**Requirements**
Each line below must be set down exactly; omit any image you find.

• • • • • • •

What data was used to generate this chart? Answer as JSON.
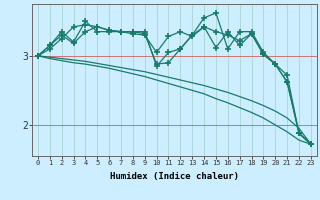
{
  "xlabel": "Humidex (Indice chaleur)",
  "background_color": "#cceeff",
  "line_color": "#1a7a6a",
  "grid_color": "#aad4d4",
  "x_data": [
    0,
    1,
    2,
    3,
    4,
    5,
    6,
    7,
    8,
    9,
    10,
    11,
    12,
    13,
    14,
    15,
    16,
    17,
    18,
    19,
    20,
    21,
    22,
    23
  ],
  "series_jagged1": [
    3.0,
    3.15,
    3.35,
    3.2,
    3.5,
    3.35,
    3.35,
    3.35,
    3.35,
    3.35,
    2.85,
    3.05,
    3.1,
    3.3,
    3.55,
    3.62,
    3.1,
    3.35,
    3.35,
    3.05,
    2.88,
    2.62,
    1.88,
    1.72
  ],
  "series_jagged2": [
    3.0,
    3.15,
    3.3,
    3.18,
    3.35,
    3.42,
    3.37,
    3.35,
    3.32,
    3.3,
    3.05,
    3.28,
    3.35,
    3.28,
    3.42,
    3.35,
    3.3,
    3.22,
    3.32,
    3.02,
    2.88,
    2.72,
    1.88,
    1.72
  ],
  "series_jagged3": [
    3.0,
    3.1,
    3.25,
    3.42,
    3.45,
    3.42,
    3.37,
    3.35,
    3.35,
    3.32,
    2.88,
    2.9,
    3.1,
    3.3,
    3.42,
    3.12,
    3.35,
    3.15,
    3.32,
    3.02,
    2.88,
    2.62,
    1.88,
    1.72
  ],
  "series_smooth1": [
    3.0,
    2.96,
    2.93,
    2.9,
    2.88,
    2.85,
    2.82,
    2.78,
    2.74,
    2.7,
    2.65,
    2.6,
    2.55,
    2.5,
    2.45,
    2.38,
    2.32,
    2.25,
    2.18,
    2.1,
    2.0,
    1.9,
    1.78,
    1.72
  ],
  "series_smooth2": [
    3.0,
    2.98,
    2.96,
    2.94,
    2.92,
    2.89,
    2.86,
    2.83,
    2.8,
    2.77,
    2.73,
    2.69,
    2.65,
    2.61,
    2.57,
    2.52,
    2.47,
    2.41,
    2.35,
    2.28,
    2.2,
    2.1,
    1.95,
    1.72
  ],
  "ylim": [
    1.55,
    3.75
  ],
  "xlim": [
    -0.5,
    23.5
  ],
  "ytick_positions": [
    2,
    3
  ],
  "ytick_labels": [
    "2",
    "3"
  ],
  "xtick_labels": [
    "0",
    "1",
    "2",
    "3",
    "4",
    "5",
    "6",
    "7",
    "8",
    "9",
    "10",
    "11",
    "12",
    "13",
    "14",
    "15",
    "16",
    "17",
    "18",
    "19",
    "20",
    "21",
    "22",
    "23"
  ],
  "marker": "+",
  "markersize": 5,
  "markeredgewidth": 1.2,
  "linewidth": 0.9
}
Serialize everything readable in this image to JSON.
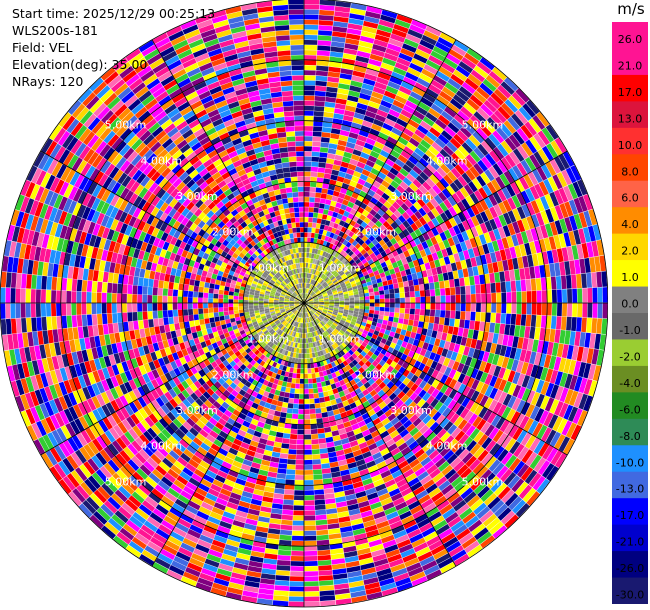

• • • • • • •

**Task solution**
What data was used to generate this chart? Answer as JSON.
{
  "xlabel": "Humidex (Indice chaleur)",
  "background_color": "#cceeff",
  "line_color": "#1a7a6a",
  "grid_color": "#aad4d4",
  "x_data": [
    0,
    1,
    2,
    3,
    4,
    5,
    6,
    7,
    8,
    9,
    10,
    11,
    12,
    13,
    14,
    15,
    16,
    17,
    18,
    19,
    20,
    21,
    22,
    23
  ],
  "series_jagged1": [
    3.0,
    3.15,
    3.35,
    3.2,
    3.5,
    3.35,
    3.35,
    3.35,
    3.35,
    3.35,
    2.85,
    3.05,
    3.1,
    3.3,
    3.55,
    3.62,
    3.1,
    3.35,
    3.35,
    3.05,
    2.88,
    2.62,
    1.88,
    1.72
  ],
  "series_jagged2": [
    3.0,
    3.15,
    3.3,
    3.18,
    3.35,
    3.42,
    3.37,
    3.35,
    3.32,
    3.3,
    3.05,
    3.28,
    3.35,
    3.28,
    3.42,
    3.35,
    3.3,
    3.22,
    3.32,
    3.02,
    2.88,
    2.72,
    1.88,
    1.72
  ],
  "series_jagged3": [
    3.0,
    3.1,
    3.25,
    3.42,
    3.45,
    3.42,
    3.37,
    3.35,
    3.35,
    3.32,
    2.88,
    2.9,
    3.1,
    3.3,
    3.42,
    3.12,
    3.35,
    3.15,
    3.32,
    3.02,
    2.88,
    2.62,
    1.88,
    1.72
  ],
  "series_smooth1": [
    3.0,
    2.96,
    2.93,
    2.9,
    2.88,
    2.85,
    2.82,
    2.78,
    2.74,
    2.7,
    2.65,
    2.6,
    2.55,
    2.5,
    2.45,
    2.38,
    2.32,
    2.25,
    2.18,
    2.1,
    2.0,
    1.9,
    1.78,
    1.72
  ],
  "series_smooth2": [
    3.0,
    2.98,
    2.96,
    2.94,
    2.92,
    2.89,
    2.86,
    2.83,
    2.8,
    2.77,
    2.73,
    2.69,
    2.65,
    2.61,
    2.57,
    2.52,
    2.47,
    2.41,
    2.35,
    2.28,
    2.2,
    2.1,
    1.95,
    1.72
  ],
  "ylim": [
    1.55,
    3.75
  ],
  "xlim": [
    -0.5,
    23.5
  ],
  "ytick_positions": [
    2,
    3
  ],
  "ytick_labels": [
    "2",
    "3"
  ],
  "xtick_labels": [
    "0",
    "1",
    "2",
    "3",
    "4",
    "5",
    "6",
    "7",
    "8",
    "9",
    "10",
    "11",
    "12",
    "13",
    "14",
    "15",
    "16",
    "17",
    "18",
    "19",
    "20",
    "21",
    "22",
    "23"
  ],
  "marker": "+",
  "markersize": 5,
  "markeredgewidth": 1.2,
  "linewidth": 0.9
}
Serialize everything readable in this image to JSON.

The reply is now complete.